**Record excerpts:**
+---+
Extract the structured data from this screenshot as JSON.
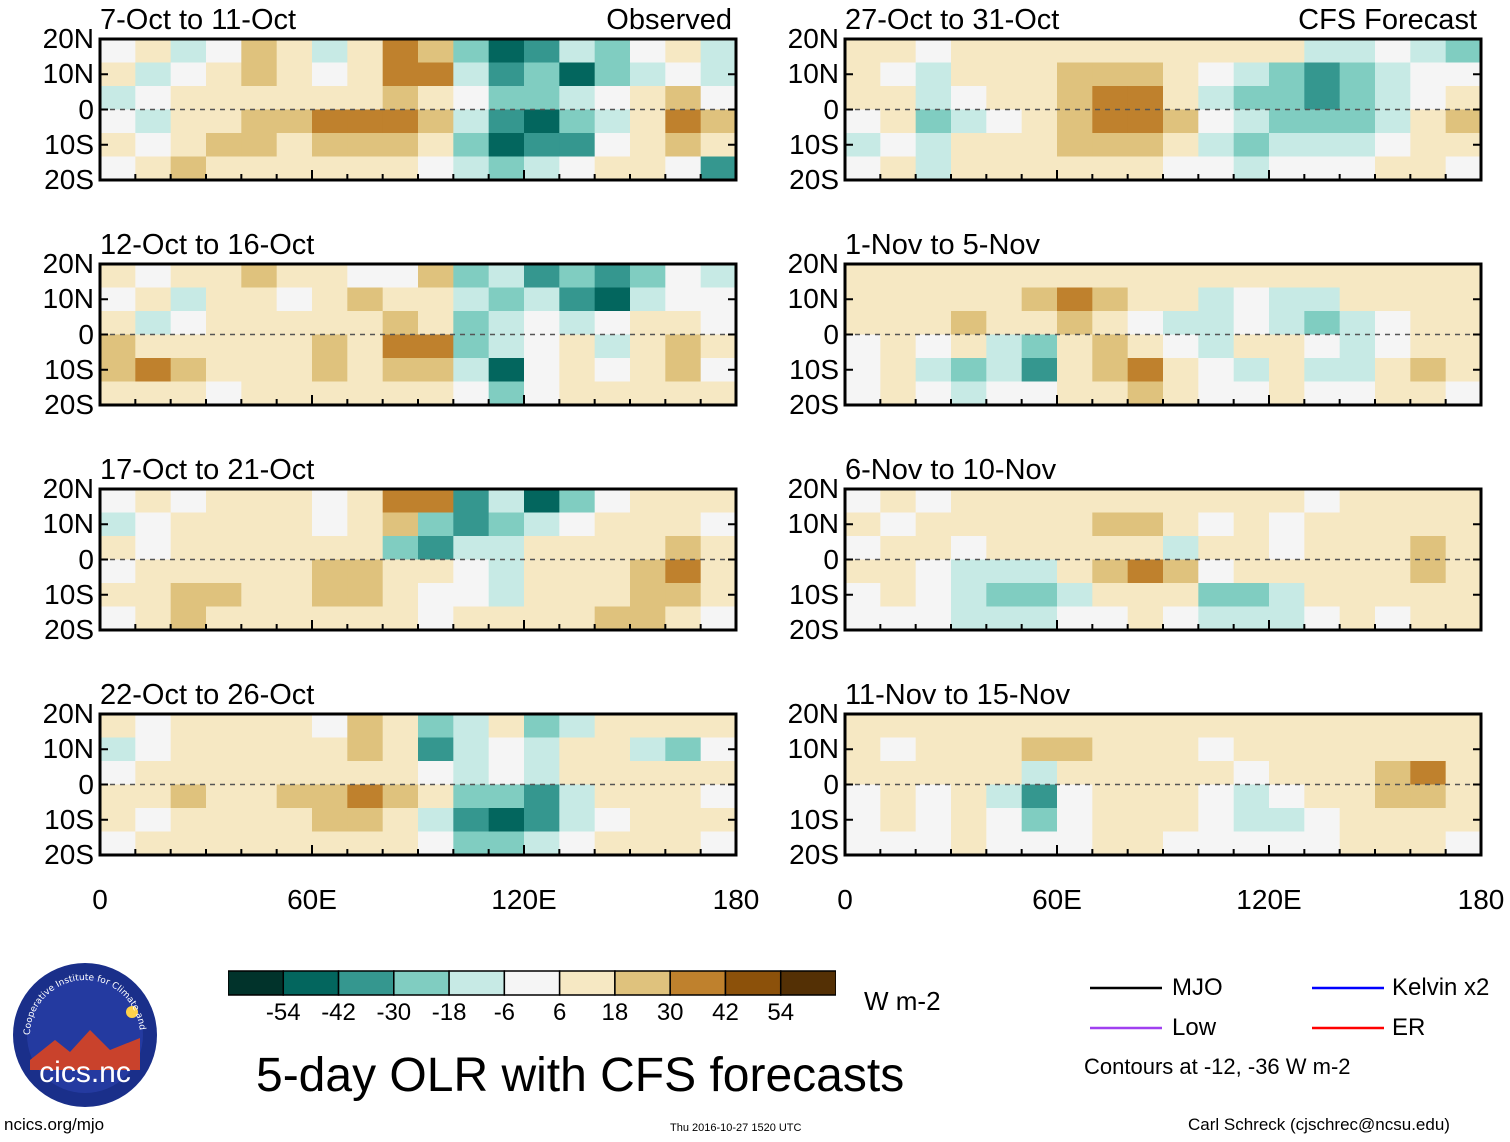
{
  "chart_data": {
    "type": "heatmap",
    "title": "5-day OLR with CFS forecasts",
    "columns": [
      {
        "label": "Observed"
      },
      {
        "label": "CFS Forecast"
      }
    ],
    "panels": [
      {
        "title": "7-Oct to 11-Oct",
        "source": "Observed",
        "cells": [
          [
            0,
            1,
            -1,
            0,
            2,
            1,
            -1,
            1,
            3,
            2,
            -2,
            -4,
            -3,
            -1,
            -2,
            0,
            1,
            -1
          ],
          [
            1,
            -1,
            0,
            1,
            2,
            1,
            0,
            1,
            3,
            3,
            -1,
            -3,
            -2,
            -4,
            -2,
            -1,
            0,
            -1
          ],
          [
            -1,
            0,
            1,
            1,
            1,
            1,
            1,
            1,
            2,
            1,
            0,
            -2,
            -2,
            -1,
            0,
            1,
            2,
            0
          ],
          [
            0,
            -1,
            1,
            1,
            2,
            2,
            3,
            3,
            3,
            2,
            -1,
            -3,
            -4,
            -2,
            -1,
            1,
            3,
            2
          ],
          [
            1,
            0,
            1,
            2,
            2,
            1,
            2,
            2,
            2,
            1,
            -2,
            -4,
            -3,
            -3,
            0,
            1,
            2,
            1
          ],
          [
            0,
            1,
            2,
            1,
            1,
            1,
            1,
            1,
            1,
            0,
            -1,
            -2,
            -1,
            0,
            1,
            1,
            0,
            -3
          ]
        ]
      },
      {
        "title": "12-Oct to 16-Oct",
        "source": "Observed",
        "cells": [
          [
            1,
            0,
            1,
            1,
            2,
            1,
            1,
            0,
            0,
            2,
            -2,
            -1,
            -3,
            -2,
            -3,
            -2,
            0,
            -1
          ],
          [
            0,
            1,
            -1,
            1,
            1,
            0,
            1,
            2,
            1,
            1,
            -1,
            -2,
            -1,
            -3,
            -4,
            -1,
            0,
            0
          ],
          [
            1,
            -1,
            0,
            1,
            1,
            1,
            1,
            1,
            2,
            1,
            -2,
            -1,
            0,
            -1,
            0,
            1,
            1,
            0
          ],
          [
            2,
            1,
            1,
            1,
            1,
            1,
            2,
            1,
            3,
            3,
            -2,
            -1,
            0,
            1,
            -1,
            1,
            2,
            1
          ],
          [
            2,
            3,
            2,
            1,
            1,
            1,
            2,
            1,
            2,
            2,
            -1,
            -4,
            0,
            1,
            0,
            1,
            2,
            0
          ],
          [
            1,
            1,
            1,
            0,
            1,
            1,
            1,
            1,
            1,
            1,
            0,
            -2,
            0,
            1,
            1,
            1,
            1,
            1
          ]
        ]
      },
      {
        "title": "17-Oct to 21-Oct",
        "source": "Observed",
        "cells": [
          [
            0,
            1,
            0,
            1,
            1,
            1,
            0,
            1,
            3,
            3,
            -3,
            -1,
            -4,
            -2,
            0,
            1,
            1,
            1
          ],
          [
            -1,
            0,
            1,
            1,
            1,
            1,
            0,
            1,
            2,
            -2,
            -3,
            -2,
            -1,
            0,
            1,
            1,
            1,
            0
          ],
          [
            1,
            0,
            1,
            1,
            1,
            1,
            1,
            1,
            -2,
            -3,
            -1,
            -1,
            1,
            1,
            1,
            1,
            2,
            1
          ],
          [
            0,
            1,
            1,
            1,
            1,
            1,
            2,
            2,
            1,
            1,
            0,
            -1,
            1,
            1,
            1,
            2,
            3,
            1
          ],
          [
            1,
            1,
            2,
            2,
            1,
            1,
            2,
            2,
            1,
            0,
            0,
            -1,
            1,
            1,
            1,
            2,
            2,
            1
          ],
          [
            0,
            1,
            2,
            1,
            1,
            1,
            1,
            1,
            1,
            0,
            1,
            1,
            1,
            1,
            2,
            2,
            1,
            0
          ]
        ]
      },
      {
        "title": "22-Oct to 26-Oct",
        "source": "Observed",
        "cells": [
          [
            1,
            0,
            1,
            1,
            1,
            1,
            0,
            2,
            1,
            -2,
            -1,
            1,
            -2,
            -1,
            1,
            1,
            1,
            1
          ],
          [
            -1,
            0,
            1,
            1,
            1,
            1,
            1,
            2,
            1,
            -3,
            -1,
            0,
            -1,
            1,
            1,
            -1,
            -2,
            0
          ],
          [
            0,
            1,
            1,
            1,
            1,
            1,
            1,
            1,
            1,
            0,
            -1,
            0,
            -1,
            1,
            1,
            1,
            1,
            1
          ],
          [
            1,
            1,
            2,
            1,
            1,
            2,
            2,
            3,
            2,
            1,
            -2,
            -2,
            -3,
            -1,
            1,
            1,
            1,
            0
          ],
          [
            1,
            0,
            1,
            1,
            1,
            1,
            2,
            2,
            1,
            -1,
            -3,
            -4,
            -3,
            -1,
            0,
            1,
            1,
            1
          ],
          [
            0,
            1,
            1,
            1,
            1,
            1,
            1,
            1,
            1,
            0,
            -2,
            -2,
            -1,
            0,
            1,
            1,
            1,
            0
          ]
        ]
      },
      {
        "title": "27-Oct to 31-Oct",
        "source": "CFS Forecast",
        "cells": [
          [
            1,
            1,
            0,
            1,
            1,
            1,
            1,
            1,
            1,
            1,
            1,
            1,
            1,
            -1,
            -1,
            0,
            -1,
            -2
          ],
          [
            1,
            0,
            -1,
            1,
            1,
            1,
            2,
            2,
            2,
            1,
            0,
            -1,
            -2,
            -3,
            -2,
            -1,
            0,
            0
          ],
          [
            1,
            1,
            -1,
            0,
            1,
            1,
            2,
            3,
            3,
            1,
            -1,
            -2,
            -2,
            -3,
            -2,
            -1,
            0,
            1
          ],
          [
            0,
            1,
            -2,
            -1,
            0,
            1,
            2,
            3,
            3,
            2,
            0,
            -1,
            -2,
            -2,
            -2,
            -1,
            1,
            2
          ],
          [
            -1,
            0,
            -1,
            1,
            1,
            1,
            2,
            2,
            2,
            1,
            -1,
            -2,
            -1,
            -1,
            -1,
            0,
            1,
            1
          ],
          [
            0,
            1,
            -1,
            1,
            1,
            1,
            1,
            1,
            1,
            0,
            0,
            -1,
            0,
            0,
            0,
            1,
            1,
            0
          ]
        ]
      },
      {
        "title": "1-Nov to 5-Nov",
        "source": "CFS Forecast",
        "cells": [
          [
            1,
            1,
            1,
            1,
            1,
            1,
            1,
            1,
            1,
            1,
            1,
            1,
            1,
            1,
            1,
            1,
            1,
            1
          ],
          [
            1,
            1,
            1,
            1,
            1,
            2,
            3,
            2,
            1,
            1,
            -1,
            0,
            -1,
            -1,
            1,
            1,
            1,
            1
          ],
          [
            1,
            1,
            1,
            2,
            1,
            1,
            2,
            1,
            0,
            -1,
            -1,
            0,
            -1,
            -2,
            -1,
            0,
            1,
            1
          ],
          [
            0,
            1,
            0,
            1,
            -1,
            -2,
            1,
            2,
            1,
            0,
            -1,
            1,
            1,
            0,
            -1,
            0,
            1,
            1
          ],
          [
            0,
            1,
            -1,
            -2,
            -1,
            -3,
            1,
            2,
            3,
            1,
            0,
            -1,
            1,
            -1,
            -1,
            1,
            2,
            1
          ],
          [
            0,
            1,
            0,
            -1,
            0,
            0,
            1,
            1,
            2,
            1,
            0,
            0,
            1,
            0,
            0,
            1,
            1,
            0
          ]
        ]
      },
      {
        "title": "6-Nov to 10-Nov",
        "source": "CFS Forecast",
        "cells": [
          [
            0,
            1,
            0,
            1,
            1,
            1,
            1,
            1,
            1,
            1,
            1,
            1,
            1,
            0,
            1,
            1,
            1,
            1
          ],
          [
            1,
            0,
            1,
            1,
            1,
            1,
            1,
            2,
            2,
            1,
            0,
            1,
            0,
            1,
            1,
            1,
            1,
            1
          ],
          [
            0,
            1,
            1,
            0,
            1,
            1,
            1,
            1,
            1,
            -1,
            1,
            1,
            0,
            1,
            1,
            1,
            2,
            1
          ],
          [
            1,
            1,
            0,
            -1,
            -1,
            -1,
            1,
            2,
            3,
            2,
            0,
            1,
            1,
            1,
            1,
            1,
            2,
            1
          ],
          [
            0,
            1,
            0,
            -1,
            -2,
            -2,
            -1,
            1,
            1,
            1,
            -2,
            -2,
            -1,
            1,
            1,
            1,
            1,
            1
          ],
          [
            0,
            0,
            0,
            -1,
            -1,
            -1,
            0,
            0,
            1,
            0,
            -1,
            -1,
            -1,
            0,
            1,
            0,
            1,
            1
          ]
        ]
      },
      {
        "title": "11-Nov to 15-Nov",
        "source": "CFS Forecast",
        "cells": [
          [
            1,
            1,
            1,
            1,
            1,
            1,
            1,
            1,
            1,
            1,
            1,
            1,
            1,
            1,
            1,
            1,
            1,
            1
          ],
          [
            1,
            0,
            1,
            1,
            1,
            2,
            2,
            1,
            1,
            1,
            0,
            1,
            1,
            1,
            1,
            1,
            1,
            1
          ],
          [
            1,
            1,
            1,
            1,
            1,
            -1,
            1,
            1,
            1,
            1,
            1,
            0,
            1,
            1,
            1,
            2,
            3,
            1
          ],
          [
            0,
            1,
            0,
            1,
            -1,
            -3,
            0,
            1,
            1,
            1,
            0,
            -1,
            0,
            1,
            1,
            2,
            2,
            1
          ],
          [
            0,
            1,
            0,
            1,
            0,
            -2,
            0,
            1,
            1,
            1,
            0,
            -1,
            -1,
            0,
            1,
            1,
            1,
            1
          ],
          [
            0,
            0,
            0,
            1,
            0,
            0,
            0,
            1,
            1,
            0,
            0,
            0,
            0,
            0,
            1,
            1,
            1,
            0
          ]
        ]
      }
    ],
    "cell_index_note": "cells[row][col] are colour-class indices (-5..5) into colorbar.colors; rows run 20N to 20S, columns 0 to 180",
    "x_axis": {
      "ticks": [
        "0",
        "60E",
        "120E",
        "180"
      ],
      "range": [
        0,
        180
      ]
    },
    "y_axis": {
      "ticks": [
        "20N",
        "10N",
        "0",
        "10S",
        "20S"
      ],
      "range": [
        -20,
        20
      ]
    },
    "colorbar": {
      "ticks": [
        "-54",
        "-42",
        "-30",
        "-18",
        "-6",
        "6",
        "18",
        "30",
        "42",
        "54"
      ],
      "unit": "W m-2",
      "colors": [
        "#01332b",
        "#03665e",
        "#35978f",
        "#80cdc1",
        "#c7eae5",
        "#f5f5f5",
        "#f6e8c3",
        "#dfc27d",
        "#bf812d",
        "#8c510a",
        "#543005"
      ]
    },
    "contour_legend": {
      "items": [
        {
          "name": "MJO",
          "color": "#000000"
        },
        {
          "name": "Kelvin x2",
          "color": "#0000ff"
        },
        {
          "name": "Low",
          "color": "#a040f0"
        },
        {
          "name": "ER",
          "color": "#ff0000"
        }
      ],
      "note": "Contours at -12, -36 W m-2"
    }
  },
  "footer": {
    "url": "ncics.org/mjo",
    "timestamp": "Thu 2016-10-27 1520 UTC",
    "author": "Carl Schreck (cjschrec@ncsu.edu)"
  },
  "logo": {
    "text": "cics.nc",
    "ring_text": "Cooperative Institute for Climate and Satellites"
  }
}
+---+
**Exercise description:** Above are entries; state the number of lines among them that contain "name", and nothing else.

**The response:** 4